**CHALLENGES**
**1.** According to the NLTK tutorial, which option should you select in the download window that pops up?
**2.** Continue the NLTK tutorial from its final sentence.

**EXTRACT PROVIDED**
Natural Language Processing

Sources:

The NLTK package can be installed by

 conda install nltk
In [ ]:
import numpy as np
import matplotlib.pyplot as plt

First step in any natural language work...get some text. The book provides several large text samples that you can download with the following commands. A window will pop up from which you can select various corpora. Select "book" and download it.

In [ ]:
import nltk
nltk.download()  # download text examples from "book"

Let's assume this as been done. Now the material for the book can be used by doing

In [ ]:
import nltk.book as bk

Cool! All of Moby Dick! Let's take a look at the text. The text objects can be treated as lists, so

In [ ]:
bk.text1[:8]
In [ ]:
bk.text1[1000:1010]

A very common way to characterize some text is by a count of the times a word appears in the text. The text objects have a number of useful methods, such as

In [ ]:
bk.text1.count('whale')

We can now write a python function to count the frequency of occurrence of a number of words. NLTK provides a way to do this for all of the words in a text.

Visual layout records:
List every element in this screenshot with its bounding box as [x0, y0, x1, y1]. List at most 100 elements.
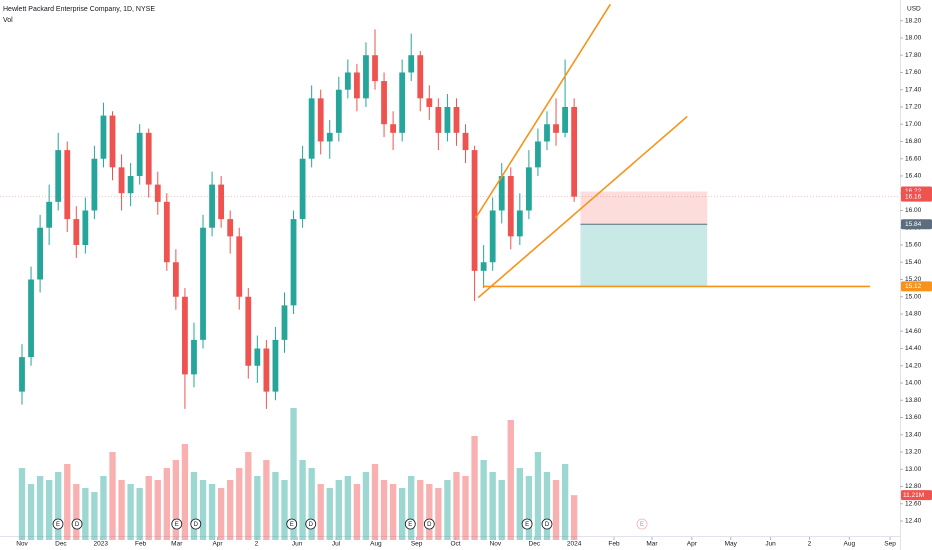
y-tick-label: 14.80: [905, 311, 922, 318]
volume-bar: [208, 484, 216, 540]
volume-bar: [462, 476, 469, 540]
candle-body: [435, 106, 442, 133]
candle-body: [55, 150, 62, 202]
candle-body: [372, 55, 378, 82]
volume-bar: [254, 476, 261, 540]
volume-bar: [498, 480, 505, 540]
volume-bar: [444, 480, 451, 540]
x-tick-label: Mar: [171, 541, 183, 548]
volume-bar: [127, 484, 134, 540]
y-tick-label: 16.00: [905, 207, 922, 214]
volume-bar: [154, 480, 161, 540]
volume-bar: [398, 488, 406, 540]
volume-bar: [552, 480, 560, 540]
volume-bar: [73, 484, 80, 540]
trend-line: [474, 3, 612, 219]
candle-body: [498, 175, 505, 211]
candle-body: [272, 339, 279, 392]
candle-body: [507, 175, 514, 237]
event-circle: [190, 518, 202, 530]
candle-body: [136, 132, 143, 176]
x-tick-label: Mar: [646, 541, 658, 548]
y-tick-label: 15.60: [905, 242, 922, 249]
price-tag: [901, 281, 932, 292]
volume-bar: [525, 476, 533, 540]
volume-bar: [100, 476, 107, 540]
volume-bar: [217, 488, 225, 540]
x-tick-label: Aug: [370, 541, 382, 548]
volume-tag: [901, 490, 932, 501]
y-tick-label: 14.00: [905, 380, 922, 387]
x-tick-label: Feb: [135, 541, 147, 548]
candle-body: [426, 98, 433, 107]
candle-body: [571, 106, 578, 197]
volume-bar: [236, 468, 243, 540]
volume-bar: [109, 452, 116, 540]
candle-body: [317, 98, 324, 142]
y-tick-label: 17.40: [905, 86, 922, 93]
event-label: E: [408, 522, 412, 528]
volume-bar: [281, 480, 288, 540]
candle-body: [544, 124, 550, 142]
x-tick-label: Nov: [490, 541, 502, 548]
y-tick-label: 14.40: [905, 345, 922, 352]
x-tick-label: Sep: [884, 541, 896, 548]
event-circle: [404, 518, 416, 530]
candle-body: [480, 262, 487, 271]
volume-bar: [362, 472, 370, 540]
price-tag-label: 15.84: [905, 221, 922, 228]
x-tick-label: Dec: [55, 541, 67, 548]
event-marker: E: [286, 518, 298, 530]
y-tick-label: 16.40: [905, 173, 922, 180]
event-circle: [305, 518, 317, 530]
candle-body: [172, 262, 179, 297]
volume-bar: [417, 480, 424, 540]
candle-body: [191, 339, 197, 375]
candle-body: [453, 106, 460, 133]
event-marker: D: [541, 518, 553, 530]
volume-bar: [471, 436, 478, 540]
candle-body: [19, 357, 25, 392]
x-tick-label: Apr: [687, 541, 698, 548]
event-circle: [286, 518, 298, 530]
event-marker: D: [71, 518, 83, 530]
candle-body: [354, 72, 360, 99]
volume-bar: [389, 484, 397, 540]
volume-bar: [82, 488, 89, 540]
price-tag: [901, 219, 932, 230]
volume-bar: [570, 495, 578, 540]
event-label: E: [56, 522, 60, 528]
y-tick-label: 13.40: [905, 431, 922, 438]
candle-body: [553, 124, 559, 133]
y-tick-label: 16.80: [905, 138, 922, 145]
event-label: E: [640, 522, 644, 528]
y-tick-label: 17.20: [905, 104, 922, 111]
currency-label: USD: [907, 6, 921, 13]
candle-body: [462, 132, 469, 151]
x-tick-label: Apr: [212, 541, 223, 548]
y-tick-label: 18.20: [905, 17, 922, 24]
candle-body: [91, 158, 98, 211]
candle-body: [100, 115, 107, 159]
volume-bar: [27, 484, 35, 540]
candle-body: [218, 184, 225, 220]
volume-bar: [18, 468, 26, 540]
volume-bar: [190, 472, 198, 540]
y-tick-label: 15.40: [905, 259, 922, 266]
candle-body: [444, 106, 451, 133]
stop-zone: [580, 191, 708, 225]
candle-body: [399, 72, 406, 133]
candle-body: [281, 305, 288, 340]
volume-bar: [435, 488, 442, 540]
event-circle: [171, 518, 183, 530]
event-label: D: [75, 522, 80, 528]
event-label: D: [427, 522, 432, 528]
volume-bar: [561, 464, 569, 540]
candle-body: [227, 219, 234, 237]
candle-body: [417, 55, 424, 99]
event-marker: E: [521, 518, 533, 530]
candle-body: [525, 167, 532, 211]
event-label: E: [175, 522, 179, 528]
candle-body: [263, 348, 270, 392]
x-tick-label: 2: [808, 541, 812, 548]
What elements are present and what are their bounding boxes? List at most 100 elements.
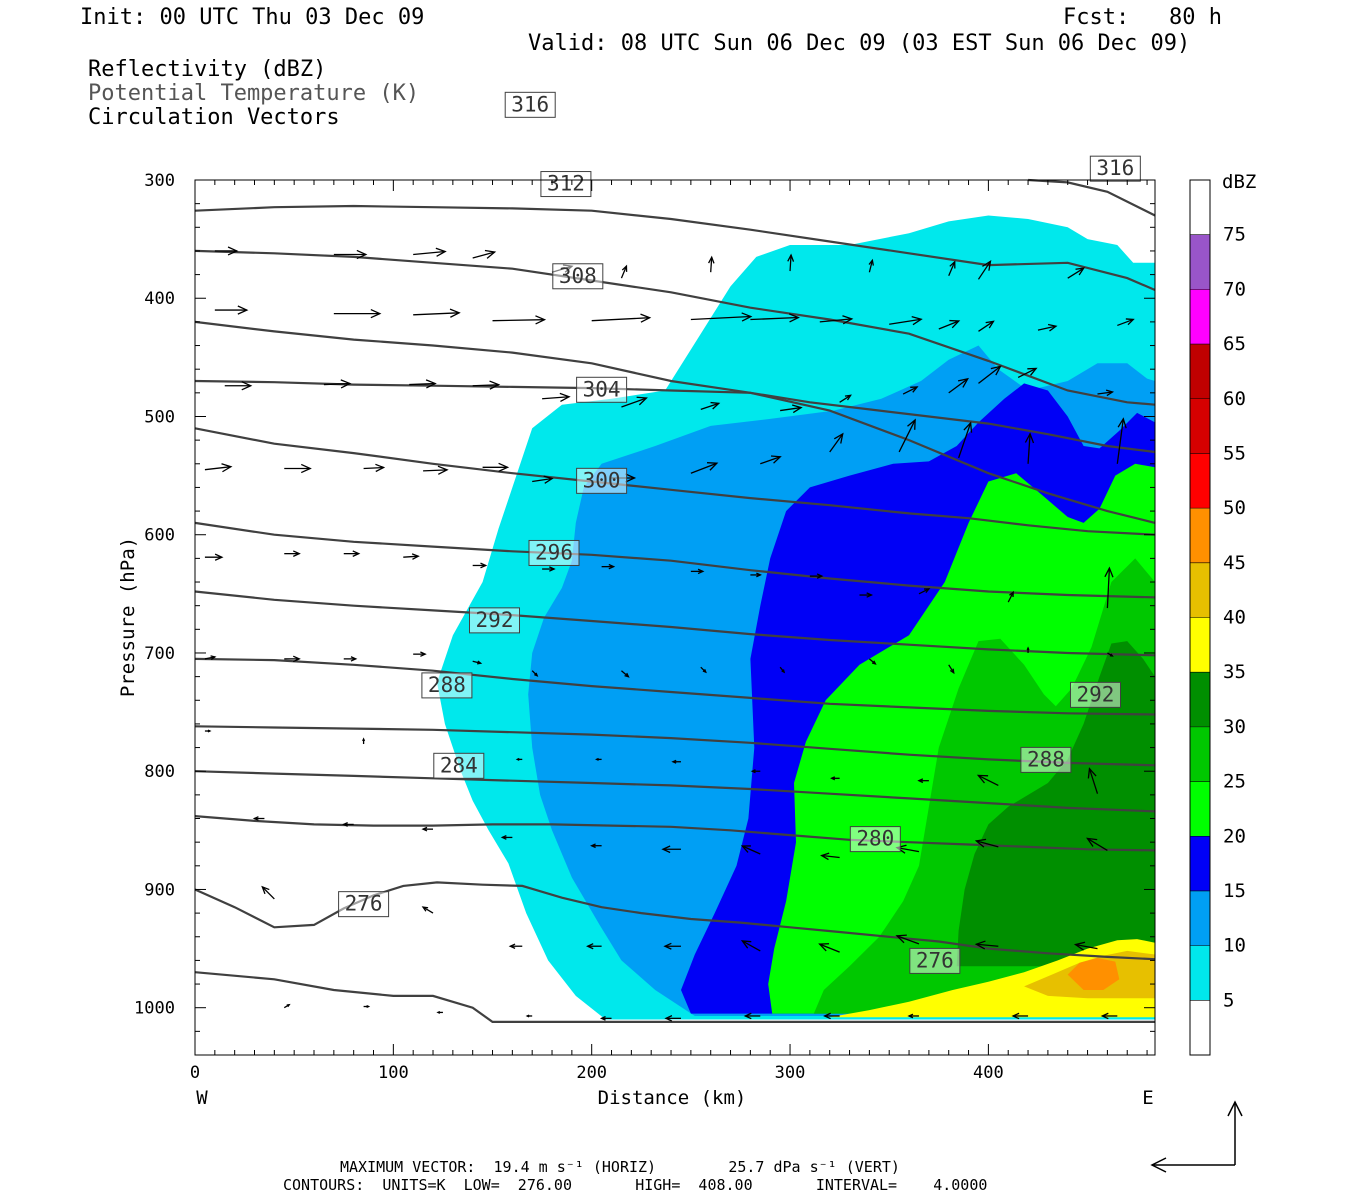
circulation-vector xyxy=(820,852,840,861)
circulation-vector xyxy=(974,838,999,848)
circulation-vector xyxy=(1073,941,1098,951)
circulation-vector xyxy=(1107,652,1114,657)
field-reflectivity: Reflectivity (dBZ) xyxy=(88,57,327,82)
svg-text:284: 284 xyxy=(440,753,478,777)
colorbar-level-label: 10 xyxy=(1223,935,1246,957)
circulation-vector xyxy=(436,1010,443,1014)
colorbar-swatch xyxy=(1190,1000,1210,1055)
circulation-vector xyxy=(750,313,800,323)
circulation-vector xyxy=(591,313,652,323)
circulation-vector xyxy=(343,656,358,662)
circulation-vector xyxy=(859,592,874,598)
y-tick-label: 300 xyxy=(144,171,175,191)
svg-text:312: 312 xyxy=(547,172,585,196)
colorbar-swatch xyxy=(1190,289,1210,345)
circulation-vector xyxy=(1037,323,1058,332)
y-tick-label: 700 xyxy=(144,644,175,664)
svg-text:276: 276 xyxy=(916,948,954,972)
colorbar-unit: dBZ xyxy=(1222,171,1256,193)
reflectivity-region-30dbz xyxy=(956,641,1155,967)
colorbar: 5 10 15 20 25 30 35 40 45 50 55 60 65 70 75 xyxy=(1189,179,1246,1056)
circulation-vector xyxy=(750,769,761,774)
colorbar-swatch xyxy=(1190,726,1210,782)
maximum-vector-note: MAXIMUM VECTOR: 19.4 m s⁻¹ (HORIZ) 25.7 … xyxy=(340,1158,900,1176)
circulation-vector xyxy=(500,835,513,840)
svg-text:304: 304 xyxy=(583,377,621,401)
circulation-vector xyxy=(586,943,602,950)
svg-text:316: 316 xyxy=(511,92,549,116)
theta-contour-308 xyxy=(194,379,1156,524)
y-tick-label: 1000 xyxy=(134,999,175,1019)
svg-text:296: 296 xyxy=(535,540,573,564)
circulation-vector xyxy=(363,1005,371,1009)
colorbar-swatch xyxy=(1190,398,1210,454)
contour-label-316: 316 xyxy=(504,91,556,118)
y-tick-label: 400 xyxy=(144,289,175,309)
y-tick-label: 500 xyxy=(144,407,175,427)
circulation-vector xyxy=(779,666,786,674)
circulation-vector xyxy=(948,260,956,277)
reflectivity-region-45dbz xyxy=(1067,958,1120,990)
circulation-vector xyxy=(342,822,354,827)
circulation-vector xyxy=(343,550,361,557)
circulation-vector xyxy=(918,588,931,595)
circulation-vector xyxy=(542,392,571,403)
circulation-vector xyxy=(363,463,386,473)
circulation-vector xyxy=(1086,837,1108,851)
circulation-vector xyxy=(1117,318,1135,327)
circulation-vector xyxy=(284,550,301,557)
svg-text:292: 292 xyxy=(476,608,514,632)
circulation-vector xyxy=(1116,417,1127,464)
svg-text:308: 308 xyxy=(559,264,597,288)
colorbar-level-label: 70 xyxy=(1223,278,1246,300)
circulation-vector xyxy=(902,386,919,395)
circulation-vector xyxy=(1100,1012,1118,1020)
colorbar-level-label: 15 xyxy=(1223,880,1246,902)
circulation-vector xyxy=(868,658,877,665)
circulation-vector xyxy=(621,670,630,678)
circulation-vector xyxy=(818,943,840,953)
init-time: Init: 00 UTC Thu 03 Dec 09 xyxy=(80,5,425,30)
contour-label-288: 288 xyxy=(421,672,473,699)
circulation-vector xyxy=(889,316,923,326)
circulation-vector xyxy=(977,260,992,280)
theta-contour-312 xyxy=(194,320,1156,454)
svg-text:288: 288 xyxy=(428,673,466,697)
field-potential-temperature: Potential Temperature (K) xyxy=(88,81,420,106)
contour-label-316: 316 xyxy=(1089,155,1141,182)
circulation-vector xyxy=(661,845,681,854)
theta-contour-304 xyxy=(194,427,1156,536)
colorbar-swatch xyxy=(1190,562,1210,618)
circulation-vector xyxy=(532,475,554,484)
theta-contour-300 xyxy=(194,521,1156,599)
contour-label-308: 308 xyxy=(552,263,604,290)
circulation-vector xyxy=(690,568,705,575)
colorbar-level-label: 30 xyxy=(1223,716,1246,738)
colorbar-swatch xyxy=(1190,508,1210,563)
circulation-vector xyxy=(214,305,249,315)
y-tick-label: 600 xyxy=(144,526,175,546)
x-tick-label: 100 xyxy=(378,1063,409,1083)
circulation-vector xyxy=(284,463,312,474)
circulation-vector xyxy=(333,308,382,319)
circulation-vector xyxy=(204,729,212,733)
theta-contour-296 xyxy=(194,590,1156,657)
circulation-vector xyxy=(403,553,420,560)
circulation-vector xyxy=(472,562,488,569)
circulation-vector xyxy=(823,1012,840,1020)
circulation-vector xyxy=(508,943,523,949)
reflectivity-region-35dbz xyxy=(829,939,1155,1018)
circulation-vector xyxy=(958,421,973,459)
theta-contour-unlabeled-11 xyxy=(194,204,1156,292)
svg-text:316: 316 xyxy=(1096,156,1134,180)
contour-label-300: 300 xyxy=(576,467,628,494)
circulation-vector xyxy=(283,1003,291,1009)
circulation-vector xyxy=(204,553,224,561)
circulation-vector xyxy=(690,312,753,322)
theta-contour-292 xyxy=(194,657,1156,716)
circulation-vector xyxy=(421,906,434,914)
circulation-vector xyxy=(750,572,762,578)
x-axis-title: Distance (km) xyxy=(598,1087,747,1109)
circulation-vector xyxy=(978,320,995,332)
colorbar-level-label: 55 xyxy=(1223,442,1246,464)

**RESULTS OF THE TASKS**
**1.** Select "book" and download it.

**2.**
In [ ]:
wordCounts = bk.FreqDist(bk.text1)
len(wordCounts)
In [ ]:
type(wordCounts)
In [ ]:
wordCounts.most_common()[:10]

Now we need a plot! We can do it ourselves, or use the plot method already defined for the FreqDist object.|

In [ ]:
plt.figure(figsize=(10,10))
wordCounts.plot(50);

But, where is ''Ishmael'' and ''Starbuck''?

In [ ]:
wordCounts['Ishmael'], wordCounts.freq('Ishmael')
In [ ]:
wordCounts['Starbuck'], wordCounts.freq('Starbuck')

Who is mentioned more in Moby Dick?

Usually we will want to ignore short words, including punctuation, and words that occur a very small number of times. We can use a list comprehension to build this list, but first need a way to create a list of words without repetitions. Python set to the rescue.

In [ ]:
len(bk.text1)
In [ ]:
len(set(bk.text1))

So each word is used, on average, ...

In [ ]:
len(bk.text1) / len(set(bk.text1))

... about 13 times. Now, let's step through each word in the set and only keep ones that are longer than 8 characters and that appear more than 20 times, and let's sort the result.

In [ ]:
sigWords = sorted([word for word in set(bk.text1) if len(word) > 8 and wordCounts[word] > 20])
len(sigWords)
In [ ]:
print(*sigWords)  # prints all on one line.  Easier to see than just evaluating sigWords

Another common technique is to look for collocations, or pairs of words that appear together more often than expected by considering the number of times each word appears. Yep, NLTK has a method for that.

In [ ]:
bk.text1.collocations()

Using text from a URL

In [ ]:
import urllib.request
In [ ]:
response = urllib.request.urlopen('https://www.gutenberg.org/files/46/46-h/46-h.htm')
html = response.read()
# print(html)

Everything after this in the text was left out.